* **WHAT IS ASKED**: Type the records out again in full, exactly.

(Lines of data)
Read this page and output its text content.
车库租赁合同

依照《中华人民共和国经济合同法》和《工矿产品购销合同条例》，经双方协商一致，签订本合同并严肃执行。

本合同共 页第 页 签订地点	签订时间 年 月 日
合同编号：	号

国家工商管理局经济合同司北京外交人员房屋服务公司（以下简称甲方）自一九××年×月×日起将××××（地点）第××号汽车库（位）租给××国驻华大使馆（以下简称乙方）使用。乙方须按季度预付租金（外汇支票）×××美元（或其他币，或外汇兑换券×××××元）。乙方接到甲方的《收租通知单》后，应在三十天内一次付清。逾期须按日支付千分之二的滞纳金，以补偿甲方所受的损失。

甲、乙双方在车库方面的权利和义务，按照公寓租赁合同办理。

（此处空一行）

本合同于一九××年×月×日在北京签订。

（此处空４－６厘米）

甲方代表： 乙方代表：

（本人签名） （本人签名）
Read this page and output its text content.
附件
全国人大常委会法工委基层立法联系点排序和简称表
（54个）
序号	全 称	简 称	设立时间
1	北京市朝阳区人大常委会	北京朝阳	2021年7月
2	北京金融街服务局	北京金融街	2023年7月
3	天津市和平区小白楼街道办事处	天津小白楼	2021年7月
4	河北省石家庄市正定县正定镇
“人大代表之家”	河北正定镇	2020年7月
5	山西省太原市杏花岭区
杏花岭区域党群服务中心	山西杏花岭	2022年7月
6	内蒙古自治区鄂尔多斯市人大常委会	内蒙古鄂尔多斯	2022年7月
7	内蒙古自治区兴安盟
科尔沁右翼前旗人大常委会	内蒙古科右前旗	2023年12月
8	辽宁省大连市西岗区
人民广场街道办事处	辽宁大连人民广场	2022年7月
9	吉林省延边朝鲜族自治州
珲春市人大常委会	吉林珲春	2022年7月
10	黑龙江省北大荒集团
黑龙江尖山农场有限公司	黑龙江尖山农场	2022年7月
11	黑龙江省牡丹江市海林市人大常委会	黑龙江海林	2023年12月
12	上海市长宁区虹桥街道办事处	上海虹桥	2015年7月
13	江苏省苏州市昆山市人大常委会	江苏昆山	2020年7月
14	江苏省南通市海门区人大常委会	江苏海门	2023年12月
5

* **THE OUTPUT**:
Read this page and output its text content.
车库租赁合同

依照《中华人民共和国经济合同法》和《工矿产品购销合同条例》，经双方协商一致，签订本合同并严肃执行。

本合同共 页第 页 签订地点	签订时间 年 月 日
合同编号：	号

国家工商管理局经济合同司北京外交人员房屋服务公司（以下简称甲方）自一九××年×月×日起将××××（地点）第××号汽车库（位）租给××国驻华大使馆（以下简称乙方）使用。乙方须按季度预付租金（外汇支票）×××美元（或其他币，或外汇兑换券×××××元）。乙方接到甲方的《收租通知单》后，应在三十天内一次付清。逾期须按日支付千分之二的滞纳金，以补偿甲方所受的损失。

甲、乙双方在车库方面的权利和义务，按照公寓租赁合同办理。

（此处空一行）

本合同于一九××年×月×日在北京签订。

（此处空４－６厘米）

甲方代表： 乙方代表：

（本人签名） （本人签名）
Read this page and output its text content.
附件
全国人大常委会法工委基层立法联系点排序和简称表
（54个）
序号	全 称	简 称	设立时间
1	北京市朝阳区人大常委会	北京朝阳	2021年7月
2	北京金融街服务局	北京金融街	2023年7月
3	天津市和平区小白楼街道办事处	天津小白楼	2021年7月
4	河北省石家庄市正定县正定镇
“人大代表之家”	河北正定镇	2020年7月
5	山西省太原市杏花岭区
杏花岭区域党群服务中心	山西杏花岭	2022年7月
6	内蒙古自治区鄂尔多斯市人大常委会	内蒙古鄂尔多斯	2022年7月
7	内蒙古自治区兴安盟
科尔沁右翼前旗人大常委会	内蒙古科右前旗	2023年12月
8	辽宁省大连市西岗区
人民广场街道办事处	辽宁大连人民广场	2022年7月
9	吉林省延边朝鲜族自治州
珲春市人大常委会	吉林珲春	2022年7月
10	黑龙江省北大荒集团
黑龙江尖山农场有限公司	黑龙江尖山农场	2022年7月
11	黑龙江省牡丹江市海林市人大常委会	黑龙江海林	2023年12月
12	上海市长宁区虹桥街道办事处	上海虹桥	2015年7月
13	江苏省苏州市昆山市人大常委会	江苏昆山	2020年7月
14	江苏省南通市海门区人大常委会	江苏海门	2023年12月
5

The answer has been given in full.